[Set exercise]:
Write the material out again in full, exactly.

[Records supplied]:

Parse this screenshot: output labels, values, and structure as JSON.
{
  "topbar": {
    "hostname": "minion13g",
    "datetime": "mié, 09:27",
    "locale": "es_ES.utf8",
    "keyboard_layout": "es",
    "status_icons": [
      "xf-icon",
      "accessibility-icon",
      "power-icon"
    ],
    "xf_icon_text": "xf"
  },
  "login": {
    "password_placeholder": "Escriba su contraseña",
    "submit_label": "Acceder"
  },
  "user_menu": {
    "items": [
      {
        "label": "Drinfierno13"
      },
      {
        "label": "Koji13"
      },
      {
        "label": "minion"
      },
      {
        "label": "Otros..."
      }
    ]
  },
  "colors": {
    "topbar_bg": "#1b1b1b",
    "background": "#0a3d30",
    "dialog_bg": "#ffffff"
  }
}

[Task answer]:
Parse this screenshot: output labels, values, and structure as JSON.
{
  "topbar": {
    "hostname": "minion13g",
    "datetime": "mié, 09:27",
    "locale": "es_ES.utf8",
    "keyboard_layout": "es",
    "status_icons": [
      "xf-icon",
      "accessibility-icon",
      "power-icon"
    ],
    "xf_icon_text": "xf"
  },
  "login": {
    "password_placeholder": "Escriba su contraseña",
    "submit_label": "Acceder"
  },
  "user_menu": {
    "items": [
      {
        "label": "Drinfierno13"
      },
      {
        "label": "Koji13"
      },
      {
        "label": "minion"
      },
      {
        "label": "Otros..."
      }
    ]
  },
  "colors": {
    "topbar_bg": "#1b1b1b",
    "background": "#0a3d30",
    "dialog_bg": "#ffffff"
  }
}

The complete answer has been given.